### Exercise requirements
Each line of the data that includes the string "title" is to be copied out.

--- begin Dataset entries ---

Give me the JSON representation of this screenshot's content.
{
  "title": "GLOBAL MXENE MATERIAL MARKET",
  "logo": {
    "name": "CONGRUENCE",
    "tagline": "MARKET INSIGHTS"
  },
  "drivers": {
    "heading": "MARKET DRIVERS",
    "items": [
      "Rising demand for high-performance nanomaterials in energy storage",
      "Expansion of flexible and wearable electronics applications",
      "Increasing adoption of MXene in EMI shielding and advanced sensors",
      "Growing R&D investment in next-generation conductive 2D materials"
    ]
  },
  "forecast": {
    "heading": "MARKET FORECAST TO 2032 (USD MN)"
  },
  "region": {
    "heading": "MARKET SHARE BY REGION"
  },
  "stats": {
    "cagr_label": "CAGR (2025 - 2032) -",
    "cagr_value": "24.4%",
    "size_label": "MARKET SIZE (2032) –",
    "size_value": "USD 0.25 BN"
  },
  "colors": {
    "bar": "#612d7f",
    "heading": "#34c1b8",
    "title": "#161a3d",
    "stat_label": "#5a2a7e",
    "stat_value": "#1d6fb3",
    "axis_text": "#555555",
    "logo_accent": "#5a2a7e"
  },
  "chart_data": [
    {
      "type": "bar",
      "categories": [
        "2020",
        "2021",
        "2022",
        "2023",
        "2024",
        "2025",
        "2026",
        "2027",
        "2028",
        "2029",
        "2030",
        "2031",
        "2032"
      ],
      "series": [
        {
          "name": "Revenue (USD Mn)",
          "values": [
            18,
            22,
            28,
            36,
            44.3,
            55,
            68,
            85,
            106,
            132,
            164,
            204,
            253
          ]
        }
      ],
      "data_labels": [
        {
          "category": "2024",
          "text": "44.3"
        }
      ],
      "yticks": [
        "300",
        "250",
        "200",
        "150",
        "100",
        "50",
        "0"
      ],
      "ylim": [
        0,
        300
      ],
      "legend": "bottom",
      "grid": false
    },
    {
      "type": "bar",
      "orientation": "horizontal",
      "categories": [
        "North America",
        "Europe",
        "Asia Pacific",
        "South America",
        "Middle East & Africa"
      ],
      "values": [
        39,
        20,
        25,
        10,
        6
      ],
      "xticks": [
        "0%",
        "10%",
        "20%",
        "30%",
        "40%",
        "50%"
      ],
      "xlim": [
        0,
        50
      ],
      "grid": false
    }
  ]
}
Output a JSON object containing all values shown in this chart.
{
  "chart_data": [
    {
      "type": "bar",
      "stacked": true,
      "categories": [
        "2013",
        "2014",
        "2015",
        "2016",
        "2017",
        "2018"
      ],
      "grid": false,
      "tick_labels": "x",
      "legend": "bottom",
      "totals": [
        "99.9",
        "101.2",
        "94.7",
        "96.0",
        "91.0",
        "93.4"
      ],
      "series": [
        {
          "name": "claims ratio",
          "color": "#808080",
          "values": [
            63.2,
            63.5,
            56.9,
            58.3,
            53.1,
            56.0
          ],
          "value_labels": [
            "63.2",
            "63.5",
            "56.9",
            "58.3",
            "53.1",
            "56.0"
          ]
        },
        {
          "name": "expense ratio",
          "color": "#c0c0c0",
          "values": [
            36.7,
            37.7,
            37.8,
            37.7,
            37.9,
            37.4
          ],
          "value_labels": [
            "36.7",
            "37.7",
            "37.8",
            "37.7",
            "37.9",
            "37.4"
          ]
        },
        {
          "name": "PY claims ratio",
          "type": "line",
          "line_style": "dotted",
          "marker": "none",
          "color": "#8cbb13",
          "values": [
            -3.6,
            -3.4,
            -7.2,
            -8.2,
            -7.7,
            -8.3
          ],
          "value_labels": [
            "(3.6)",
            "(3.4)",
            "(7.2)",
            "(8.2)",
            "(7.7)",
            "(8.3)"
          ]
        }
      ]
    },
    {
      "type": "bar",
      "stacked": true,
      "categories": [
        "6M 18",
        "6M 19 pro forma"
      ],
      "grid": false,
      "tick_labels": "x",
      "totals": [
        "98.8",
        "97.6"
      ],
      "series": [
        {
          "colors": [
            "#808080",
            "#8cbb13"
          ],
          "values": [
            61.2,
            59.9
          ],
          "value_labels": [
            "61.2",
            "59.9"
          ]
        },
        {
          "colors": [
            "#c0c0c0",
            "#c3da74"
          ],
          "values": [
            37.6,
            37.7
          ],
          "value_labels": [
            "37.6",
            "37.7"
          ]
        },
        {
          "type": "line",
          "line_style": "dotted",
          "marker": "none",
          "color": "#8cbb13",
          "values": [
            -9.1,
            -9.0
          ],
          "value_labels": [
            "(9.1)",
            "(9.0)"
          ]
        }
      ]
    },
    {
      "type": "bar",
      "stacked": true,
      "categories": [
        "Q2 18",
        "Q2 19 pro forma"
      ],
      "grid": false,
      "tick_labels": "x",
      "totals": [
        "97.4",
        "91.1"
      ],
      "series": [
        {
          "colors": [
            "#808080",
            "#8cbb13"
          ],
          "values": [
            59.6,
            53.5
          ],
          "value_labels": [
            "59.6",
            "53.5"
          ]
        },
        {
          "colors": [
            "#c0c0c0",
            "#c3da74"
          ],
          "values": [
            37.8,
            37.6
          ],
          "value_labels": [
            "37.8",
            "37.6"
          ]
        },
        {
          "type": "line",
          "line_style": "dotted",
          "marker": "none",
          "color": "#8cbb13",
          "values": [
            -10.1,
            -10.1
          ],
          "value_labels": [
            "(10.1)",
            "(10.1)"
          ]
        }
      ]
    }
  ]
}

--- end Dataset entries ---

### Exercise solution
  "title": "GLOBAL MXENE MATERIAL MARKET",
    "title": "#161a3d",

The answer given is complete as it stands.